DATA TO USE:
>> Start

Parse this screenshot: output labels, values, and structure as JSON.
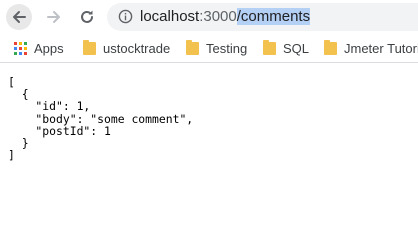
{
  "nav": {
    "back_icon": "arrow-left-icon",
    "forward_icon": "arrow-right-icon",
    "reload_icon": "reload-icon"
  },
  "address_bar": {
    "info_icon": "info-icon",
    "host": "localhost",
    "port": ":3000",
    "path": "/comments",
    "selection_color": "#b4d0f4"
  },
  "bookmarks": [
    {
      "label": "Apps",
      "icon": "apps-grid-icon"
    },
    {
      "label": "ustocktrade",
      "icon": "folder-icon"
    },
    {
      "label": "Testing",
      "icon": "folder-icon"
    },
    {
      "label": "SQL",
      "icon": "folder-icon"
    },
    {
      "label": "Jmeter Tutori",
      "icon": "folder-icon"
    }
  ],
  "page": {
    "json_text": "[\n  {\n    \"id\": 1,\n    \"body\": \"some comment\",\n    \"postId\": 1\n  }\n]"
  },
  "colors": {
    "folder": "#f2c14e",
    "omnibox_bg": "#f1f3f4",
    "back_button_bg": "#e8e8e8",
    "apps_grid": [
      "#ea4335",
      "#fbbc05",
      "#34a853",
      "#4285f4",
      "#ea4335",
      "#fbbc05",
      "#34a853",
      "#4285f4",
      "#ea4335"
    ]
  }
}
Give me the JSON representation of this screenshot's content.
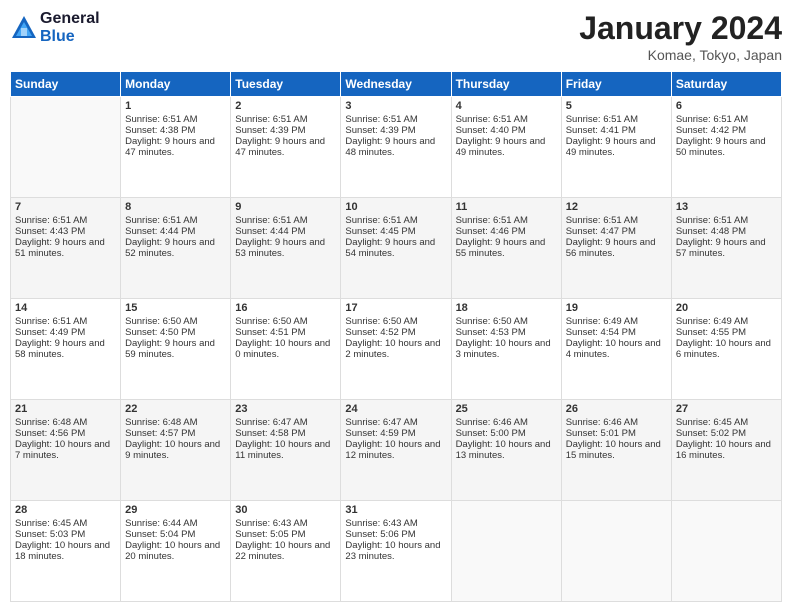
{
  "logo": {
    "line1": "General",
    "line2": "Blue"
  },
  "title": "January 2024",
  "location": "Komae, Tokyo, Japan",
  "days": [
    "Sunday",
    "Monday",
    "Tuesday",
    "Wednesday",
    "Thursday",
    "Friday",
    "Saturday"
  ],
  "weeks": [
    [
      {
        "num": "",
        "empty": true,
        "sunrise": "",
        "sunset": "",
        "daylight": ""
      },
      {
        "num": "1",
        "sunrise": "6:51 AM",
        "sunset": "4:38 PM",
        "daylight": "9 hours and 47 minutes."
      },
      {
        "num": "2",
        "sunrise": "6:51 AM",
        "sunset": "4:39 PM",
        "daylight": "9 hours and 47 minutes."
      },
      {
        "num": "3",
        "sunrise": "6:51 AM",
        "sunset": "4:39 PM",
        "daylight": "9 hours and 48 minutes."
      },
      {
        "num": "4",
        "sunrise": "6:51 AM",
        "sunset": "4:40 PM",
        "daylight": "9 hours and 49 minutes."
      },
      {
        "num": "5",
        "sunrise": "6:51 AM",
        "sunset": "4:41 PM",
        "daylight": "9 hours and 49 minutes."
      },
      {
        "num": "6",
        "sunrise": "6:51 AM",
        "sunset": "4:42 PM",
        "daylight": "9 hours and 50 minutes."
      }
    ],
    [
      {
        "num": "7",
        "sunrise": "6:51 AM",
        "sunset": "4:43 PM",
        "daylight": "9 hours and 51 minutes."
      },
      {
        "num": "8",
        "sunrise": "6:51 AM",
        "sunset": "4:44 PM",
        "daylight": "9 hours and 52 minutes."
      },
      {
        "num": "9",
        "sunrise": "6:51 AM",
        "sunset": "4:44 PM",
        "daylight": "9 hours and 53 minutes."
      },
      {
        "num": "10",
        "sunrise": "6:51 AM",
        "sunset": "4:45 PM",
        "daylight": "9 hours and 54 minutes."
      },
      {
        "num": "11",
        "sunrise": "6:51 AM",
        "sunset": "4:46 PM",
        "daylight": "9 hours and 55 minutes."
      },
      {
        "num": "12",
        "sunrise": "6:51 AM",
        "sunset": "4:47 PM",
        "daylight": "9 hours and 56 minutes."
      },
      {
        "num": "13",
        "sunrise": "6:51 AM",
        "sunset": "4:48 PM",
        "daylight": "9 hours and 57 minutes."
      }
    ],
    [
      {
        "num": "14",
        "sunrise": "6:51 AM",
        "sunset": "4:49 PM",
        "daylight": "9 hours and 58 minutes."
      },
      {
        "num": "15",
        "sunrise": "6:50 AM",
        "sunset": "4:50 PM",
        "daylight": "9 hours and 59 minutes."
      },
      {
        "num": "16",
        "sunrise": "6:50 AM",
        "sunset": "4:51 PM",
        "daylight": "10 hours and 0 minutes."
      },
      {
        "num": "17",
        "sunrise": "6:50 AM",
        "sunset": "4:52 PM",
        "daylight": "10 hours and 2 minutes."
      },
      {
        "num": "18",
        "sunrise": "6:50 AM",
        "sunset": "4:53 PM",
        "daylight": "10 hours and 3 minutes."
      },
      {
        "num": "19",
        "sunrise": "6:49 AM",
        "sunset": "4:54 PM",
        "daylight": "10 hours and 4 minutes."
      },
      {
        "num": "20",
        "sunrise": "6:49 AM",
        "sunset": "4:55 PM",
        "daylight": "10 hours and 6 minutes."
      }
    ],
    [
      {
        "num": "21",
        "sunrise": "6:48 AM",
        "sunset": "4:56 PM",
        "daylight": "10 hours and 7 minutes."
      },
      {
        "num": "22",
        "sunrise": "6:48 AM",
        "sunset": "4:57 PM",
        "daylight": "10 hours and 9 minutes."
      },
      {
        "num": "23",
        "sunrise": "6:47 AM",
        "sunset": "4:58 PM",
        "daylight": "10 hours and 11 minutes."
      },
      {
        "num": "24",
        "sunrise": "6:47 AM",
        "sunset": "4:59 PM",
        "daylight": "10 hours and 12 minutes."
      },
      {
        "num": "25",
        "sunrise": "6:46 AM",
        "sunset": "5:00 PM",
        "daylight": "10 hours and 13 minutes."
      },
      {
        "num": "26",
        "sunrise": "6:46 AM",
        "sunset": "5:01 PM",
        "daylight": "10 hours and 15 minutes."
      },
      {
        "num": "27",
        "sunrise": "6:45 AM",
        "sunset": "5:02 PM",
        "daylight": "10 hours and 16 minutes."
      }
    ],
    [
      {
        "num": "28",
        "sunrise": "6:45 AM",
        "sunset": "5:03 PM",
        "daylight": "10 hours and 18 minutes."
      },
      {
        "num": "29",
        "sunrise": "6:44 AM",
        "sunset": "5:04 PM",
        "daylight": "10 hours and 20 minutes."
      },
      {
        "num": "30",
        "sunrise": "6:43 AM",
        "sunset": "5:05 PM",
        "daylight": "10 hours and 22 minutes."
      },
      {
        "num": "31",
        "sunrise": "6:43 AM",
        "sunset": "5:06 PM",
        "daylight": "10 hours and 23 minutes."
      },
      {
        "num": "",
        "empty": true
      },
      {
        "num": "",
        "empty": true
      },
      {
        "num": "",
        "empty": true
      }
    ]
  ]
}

>> End
>> Start

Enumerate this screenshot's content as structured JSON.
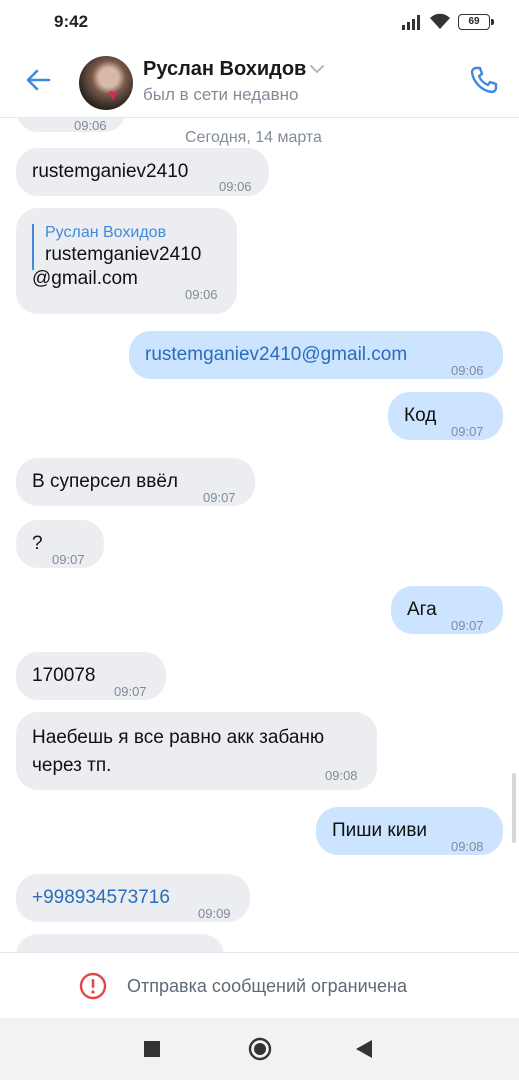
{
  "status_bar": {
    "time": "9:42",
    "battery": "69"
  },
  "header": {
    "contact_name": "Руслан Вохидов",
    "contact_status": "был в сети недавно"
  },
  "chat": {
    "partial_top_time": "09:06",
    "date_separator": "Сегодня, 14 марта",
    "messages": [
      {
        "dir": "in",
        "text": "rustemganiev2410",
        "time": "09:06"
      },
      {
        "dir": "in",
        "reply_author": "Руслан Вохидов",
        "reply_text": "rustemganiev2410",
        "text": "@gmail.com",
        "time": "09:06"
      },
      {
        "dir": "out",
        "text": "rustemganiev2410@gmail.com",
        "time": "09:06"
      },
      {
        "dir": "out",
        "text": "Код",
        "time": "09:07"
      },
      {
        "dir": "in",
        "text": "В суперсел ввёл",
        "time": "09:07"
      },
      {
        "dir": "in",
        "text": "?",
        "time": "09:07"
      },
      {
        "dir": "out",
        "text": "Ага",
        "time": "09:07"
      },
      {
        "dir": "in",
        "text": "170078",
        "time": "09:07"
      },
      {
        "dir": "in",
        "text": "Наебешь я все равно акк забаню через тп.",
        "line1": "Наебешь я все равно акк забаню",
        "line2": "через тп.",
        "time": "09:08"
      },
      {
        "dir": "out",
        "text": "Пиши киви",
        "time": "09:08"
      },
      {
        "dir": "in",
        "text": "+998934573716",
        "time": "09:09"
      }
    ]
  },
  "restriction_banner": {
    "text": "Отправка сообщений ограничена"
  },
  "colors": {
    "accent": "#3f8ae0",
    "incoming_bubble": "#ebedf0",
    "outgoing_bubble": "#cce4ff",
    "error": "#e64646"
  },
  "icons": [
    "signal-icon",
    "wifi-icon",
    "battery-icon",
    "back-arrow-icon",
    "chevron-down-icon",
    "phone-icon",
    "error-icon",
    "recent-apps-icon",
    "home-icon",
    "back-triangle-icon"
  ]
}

>> End

TASK PROMPT:
Show every line from the entries above in which "Наебешь" appears.

WORKED ANSWER:
        "text": "Наебешь я все равно акк забаню через тп.",
        "line1": "Наебешь я все равно акк забаню",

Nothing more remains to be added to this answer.